§ TASK DESCRIPTION
The records below hold pictures; please leave those out and retype the rest exactly.

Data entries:
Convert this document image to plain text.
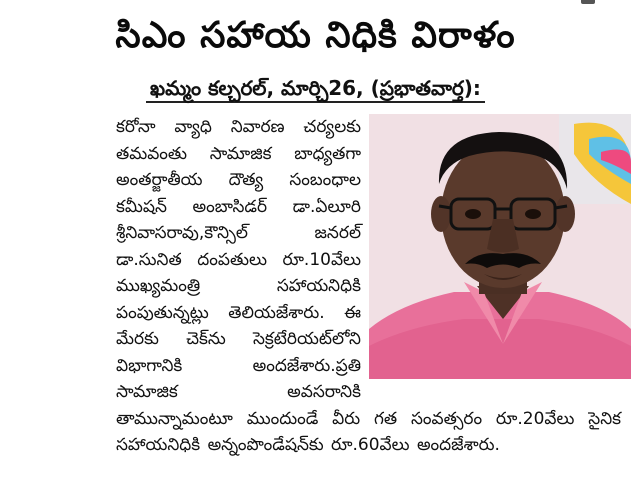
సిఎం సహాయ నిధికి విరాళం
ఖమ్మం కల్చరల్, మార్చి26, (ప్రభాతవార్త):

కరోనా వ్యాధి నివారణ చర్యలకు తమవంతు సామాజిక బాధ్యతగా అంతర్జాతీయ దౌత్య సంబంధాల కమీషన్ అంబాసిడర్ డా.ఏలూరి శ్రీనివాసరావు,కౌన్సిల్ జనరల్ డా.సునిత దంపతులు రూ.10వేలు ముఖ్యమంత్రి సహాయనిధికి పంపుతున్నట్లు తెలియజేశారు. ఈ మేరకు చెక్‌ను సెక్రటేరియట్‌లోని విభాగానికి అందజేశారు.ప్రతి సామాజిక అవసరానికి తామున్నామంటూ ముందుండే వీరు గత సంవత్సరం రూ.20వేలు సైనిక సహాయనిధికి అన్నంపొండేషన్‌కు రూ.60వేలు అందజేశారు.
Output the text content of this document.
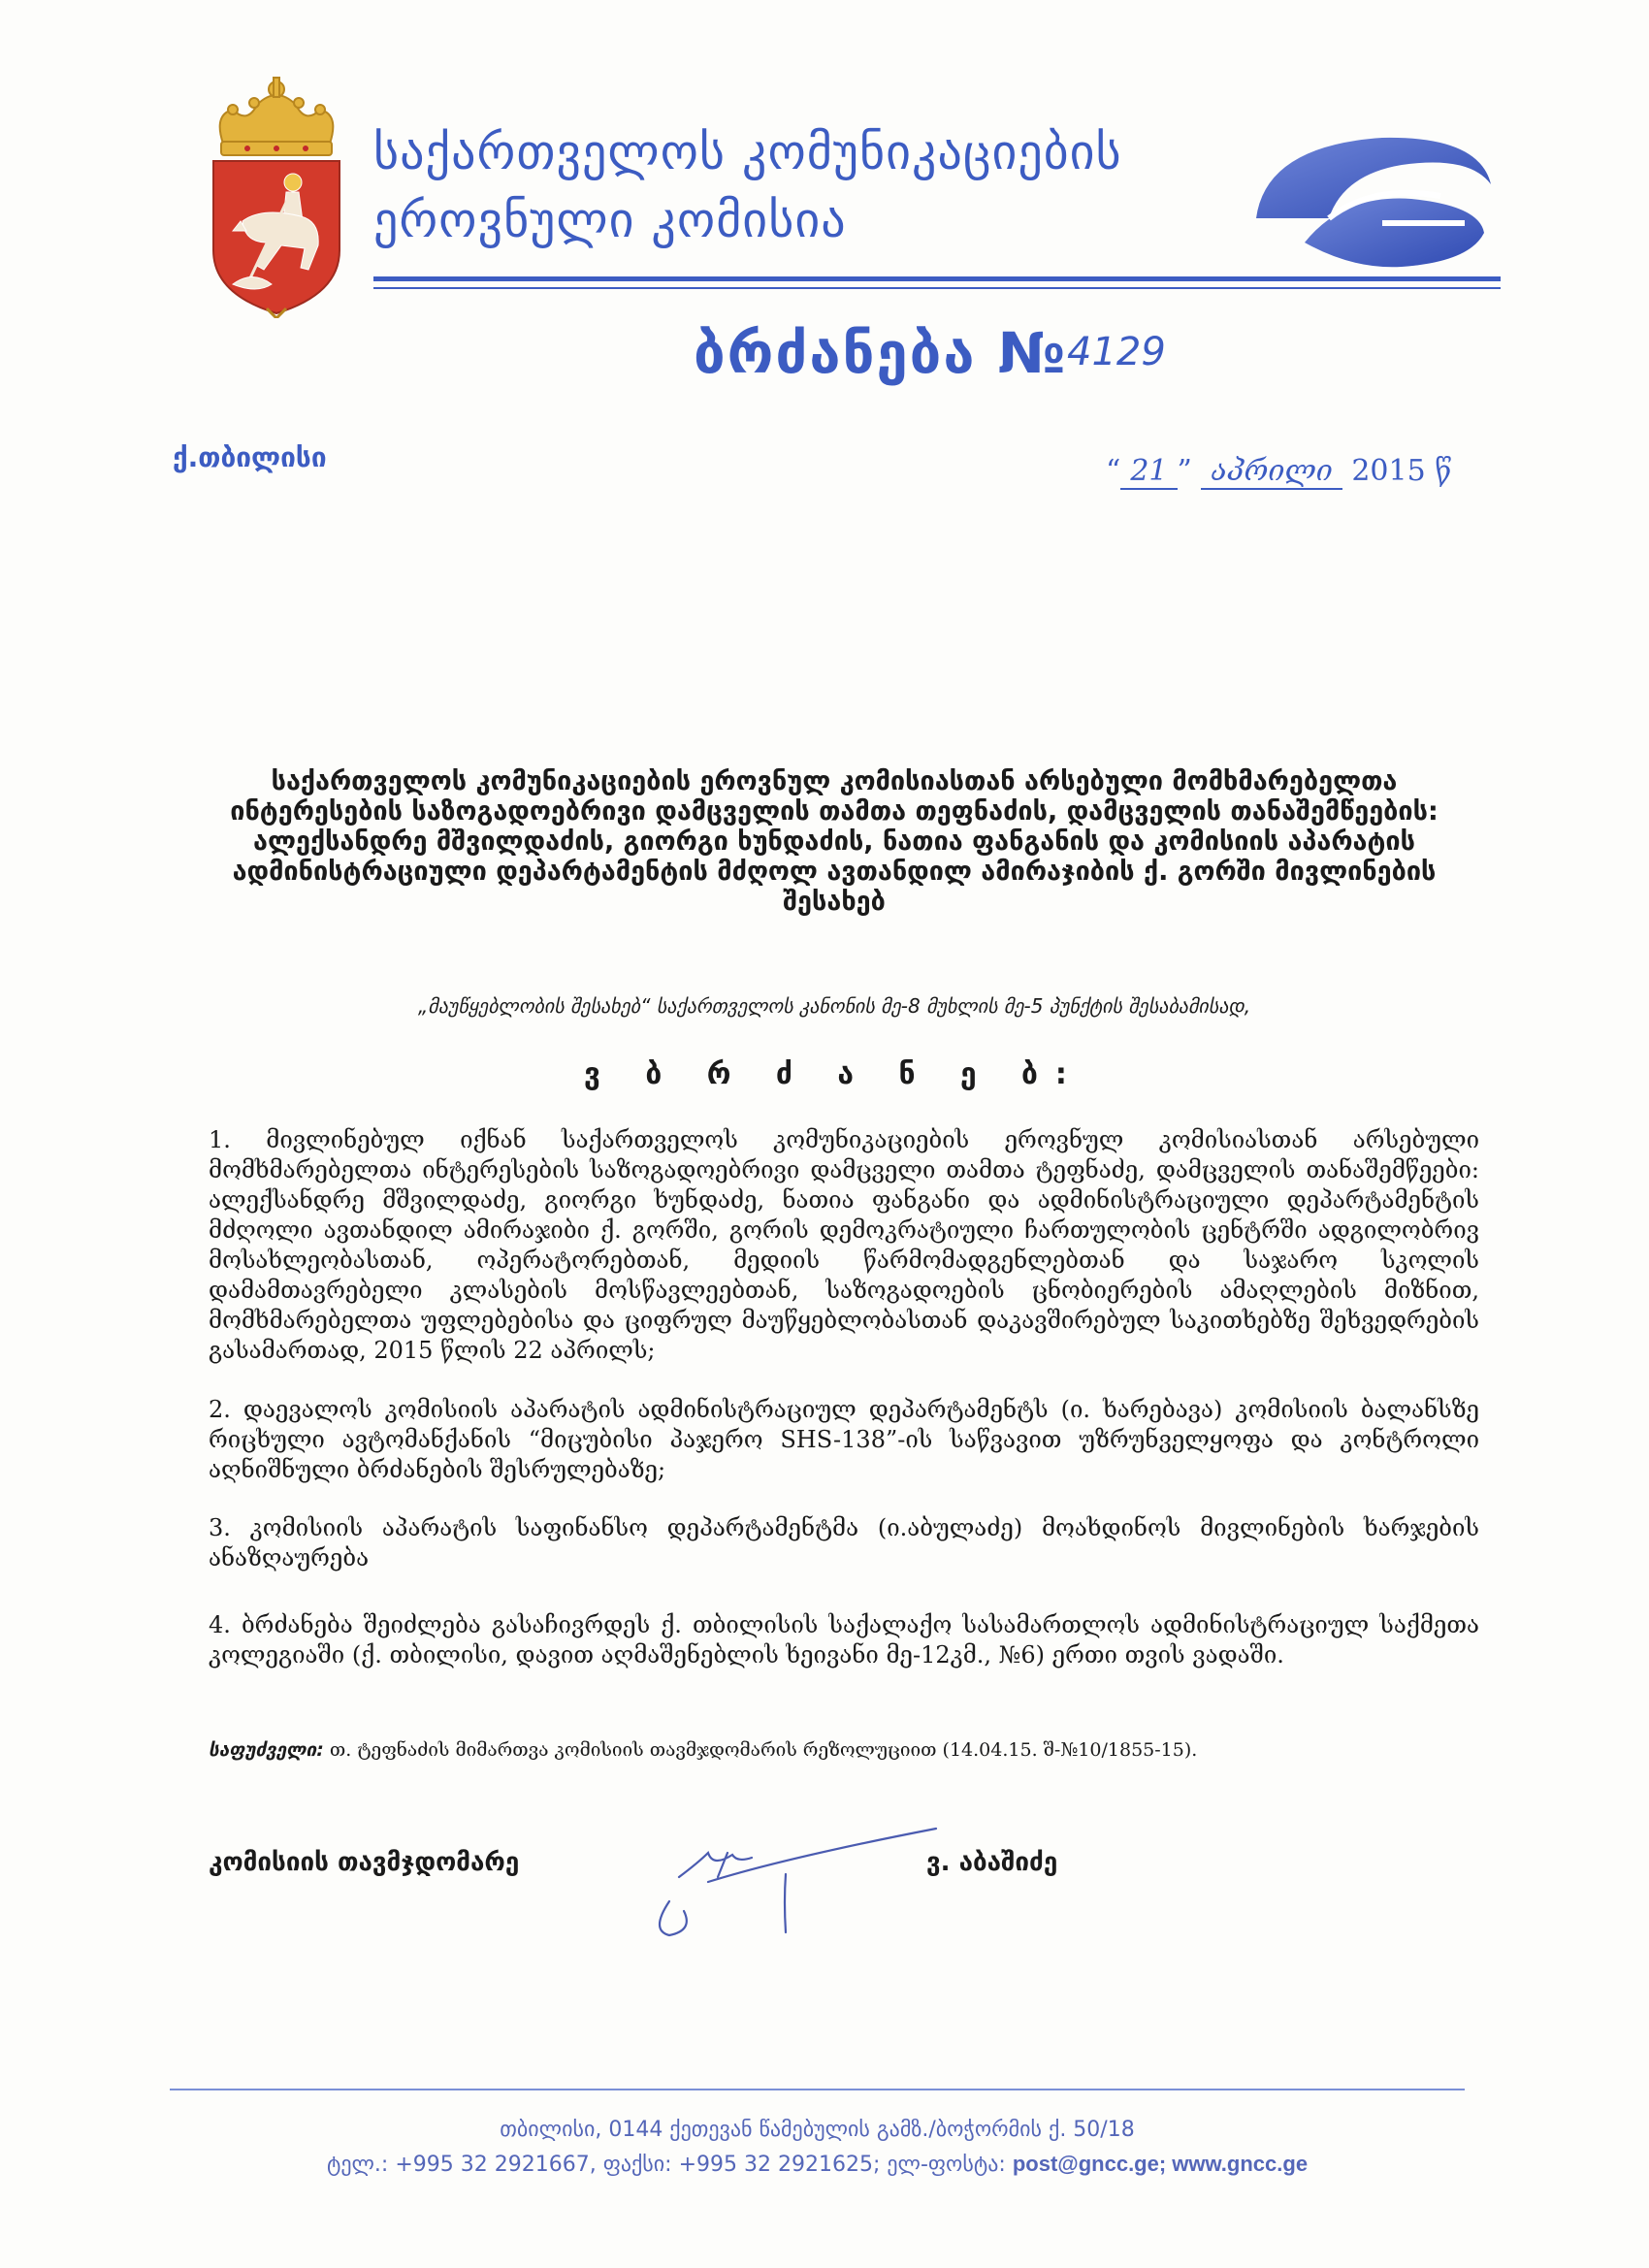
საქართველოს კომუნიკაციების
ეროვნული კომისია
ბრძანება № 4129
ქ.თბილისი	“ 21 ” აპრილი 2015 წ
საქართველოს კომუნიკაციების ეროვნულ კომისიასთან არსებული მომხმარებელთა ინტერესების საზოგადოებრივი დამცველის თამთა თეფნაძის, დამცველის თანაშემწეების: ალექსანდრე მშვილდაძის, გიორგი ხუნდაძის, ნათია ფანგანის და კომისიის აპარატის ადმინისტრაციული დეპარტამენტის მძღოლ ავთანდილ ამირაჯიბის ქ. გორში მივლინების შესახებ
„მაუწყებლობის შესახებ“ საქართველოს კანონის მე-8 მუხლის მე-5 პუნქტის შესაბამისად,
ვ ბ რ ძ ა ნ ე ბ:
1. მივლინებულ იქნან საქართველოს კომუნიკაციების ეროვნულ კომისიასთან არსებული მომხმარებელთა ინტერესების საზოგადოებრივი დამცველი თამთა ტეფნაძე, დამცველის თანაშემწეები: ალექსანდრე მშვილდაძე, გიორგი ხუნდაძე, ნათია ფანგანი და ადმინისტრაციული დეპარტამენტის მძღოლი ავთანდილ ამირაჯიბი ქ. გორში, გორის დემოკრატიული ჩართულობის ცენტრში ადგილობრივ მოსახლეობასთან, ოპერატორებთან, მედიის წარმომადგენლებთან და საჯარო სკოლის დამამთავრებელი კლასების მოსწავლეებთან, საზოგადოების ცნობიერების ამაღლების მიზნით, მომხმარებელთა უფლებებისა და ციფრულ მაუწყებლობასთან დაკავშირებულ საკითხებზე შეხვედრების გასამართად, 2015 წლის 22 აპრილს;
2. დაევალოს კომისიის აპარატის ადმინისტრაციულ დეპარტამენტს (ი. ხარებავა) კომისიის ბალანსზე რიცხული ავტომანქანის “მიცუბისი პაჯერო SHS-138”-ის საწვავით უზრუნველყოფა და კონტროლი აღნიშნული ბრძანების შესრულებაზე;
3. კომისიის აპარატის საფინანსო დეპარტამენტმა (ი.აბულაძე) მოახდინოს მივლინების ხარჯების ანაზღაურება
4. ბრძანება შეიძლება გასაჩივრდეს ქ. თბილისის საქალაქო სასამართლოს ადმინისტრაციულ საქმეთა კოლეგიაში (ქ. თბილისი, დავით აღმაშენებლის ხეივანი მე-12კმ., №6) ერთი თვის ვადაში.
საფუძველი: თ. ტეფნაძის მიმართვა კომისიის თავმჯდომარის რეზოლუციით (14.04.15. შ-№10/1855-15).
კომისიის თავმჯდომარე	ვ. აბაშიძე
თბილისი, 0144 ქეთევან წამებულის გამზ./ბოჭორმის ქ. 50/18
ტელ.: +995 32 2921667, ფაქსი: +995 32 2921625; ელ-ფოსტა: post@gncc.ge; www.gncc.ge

§ ANSWER TO THIS TASK
Convert this document image to plain text.
సిఎం సహాయ నిధికి విరాళం
ఖమ్మం కల్చరల్, మార్చి26, (ప్రభాతవార్త):

కరోనా వ్యాధి నివారణ చర్యలకు తమవంతు సామాజిక బాధ్యతగా అంతర్జాతీయ దౌత్య సంబంధాల కమీషన్ అంబాసిడర్ డా.ఏలూరి శ్రీనివాసరావు,కౌన్సిల్ జనరల్ డా.సునిత దంపతులు రూ.10వేలు ముఖ్యమంత్రి సహాయనిధికి పంపుతున్నట్లు తెలియజేశారు. ఈ మేరకు చెక్‌ను సెక్రటేరియట్‌లోని విభాగానికి అందజేశారు.ప్రతి సామాజిక అవసరానికి తామున్నామంటూ ముందుండే వీరు గత సంవత్సరం రూ.20వేలు సైనిక సహాయనిధికి అన్నంపొండేషన్‌కు రూ.60వేలు అందజేశారు.
Output the text content of this document.
საქართველოს კომუნიკაციების
ეროვნული კომისია
ბრძანება № 4129
ქ.თბილისი	“ 21 ” აპრილი 2015 წ
საქართველოს კომუნიკაციების ეროვნულ კომისიასთან არსებული მომხმარებელთა ინტერესების საზოგადოებრივი დამცველის თამთა თეფნაძის, დამცველის თანაშემწეების: ალექსანდრე მშვილდაძის, გიორგი ხუნდაძის, ნათია ფანგანის და კომისიის აპარატის ადმინისტრაციული დეპარტამენტის მძღოლ ავთანდილ ამირაჯიბის ქ. გორში მივლინების შესახებ
„მაუწყებლობის შესახებ“ საქართველოს კანონის მე-8 მუხლის მე-5 პუნქტის შესაბამისად,
ვ ბ რ ძ ა ნ ე ბ:
1. მივლინებულ იქნან საქართველოს კომუნიკაციების ეროვნულ კომისიასთან არსებული მომხმარებელთა ინტერესების საზოგადოებრივი დამცველი თამთა ტეფნაძე, დამცველის თანაშემწეები: ალექსანდრე მშვილდაძე, გიორგი ხუნდაძე, ნათია ფანგანი და ადმინისტრაციული დეპარტამენტის მძღოლი ავთანდილ ამირაჯიბი ქ. გორში, გორის დემოკრატიული ჩართულობის ცენტრში ადგილობრივ მოსახლეობასთან, ოპერატორებთან, მედიის წარმომადგენლებთან და საჯარო სკოლის დამამთავრებელი კლასების მოსწავლეებთან, საზოგადოების ცნობიერების ამაღლების მიზნით, მომხმარებელთა უფლებებისა და ციფრულ მაუწყებლობასთან დაკავშირებულ საკითხებზე შეხვედრების გასამართად, 2015 წლის 22 აპრილს;
2. დაევალოს კომისიის აპარატის ადმინისტრაციულ დეპარტამენტს (ი. ხარებავა) კომისიის ბალანსზე რიცხული ავტომანქანის “მიცუბისი პაჯერო SHS-138”-ის საწვავით უზრუნველყოფა და კონტროლი აღნიშნული ბრძანების შესრულებაზე;
3. კომისიის აპარატის საფინანსო დეპარტამენტმა (ი.აბულაძე) მოახდინოს მივლინების ხარჯების ანაზღაურება
4. ბრძანება შეიძლება გასაჩივრდეს ქ. თბილისის საქალაქო სასამართლოს ადმინისტრაციულ საქმეთა კოლეგიაში (ქ. თბილისი, დავით აღმაშენებლის ხეივანი მე-12კმ., №6) ერთი თვის ვადაში.
საფუძველი: თ. ტეფნაძის მიმართვა კომისიის თავმჯდომარის რეზოლუციით (14.04.15. შ-№10/1855-15).
კომისიის თავმჯდომარე	ვ. აბაშიძე
თბილისი, 0144 ქეთევან წამებულის გამზ./ბოჭორმის ქ. 50/18
ტელ.: +995 32 2921667, ფაქსი: +995 32 2921625; ელ-ფოსტა: post@gncc.ge; www.gncc.ge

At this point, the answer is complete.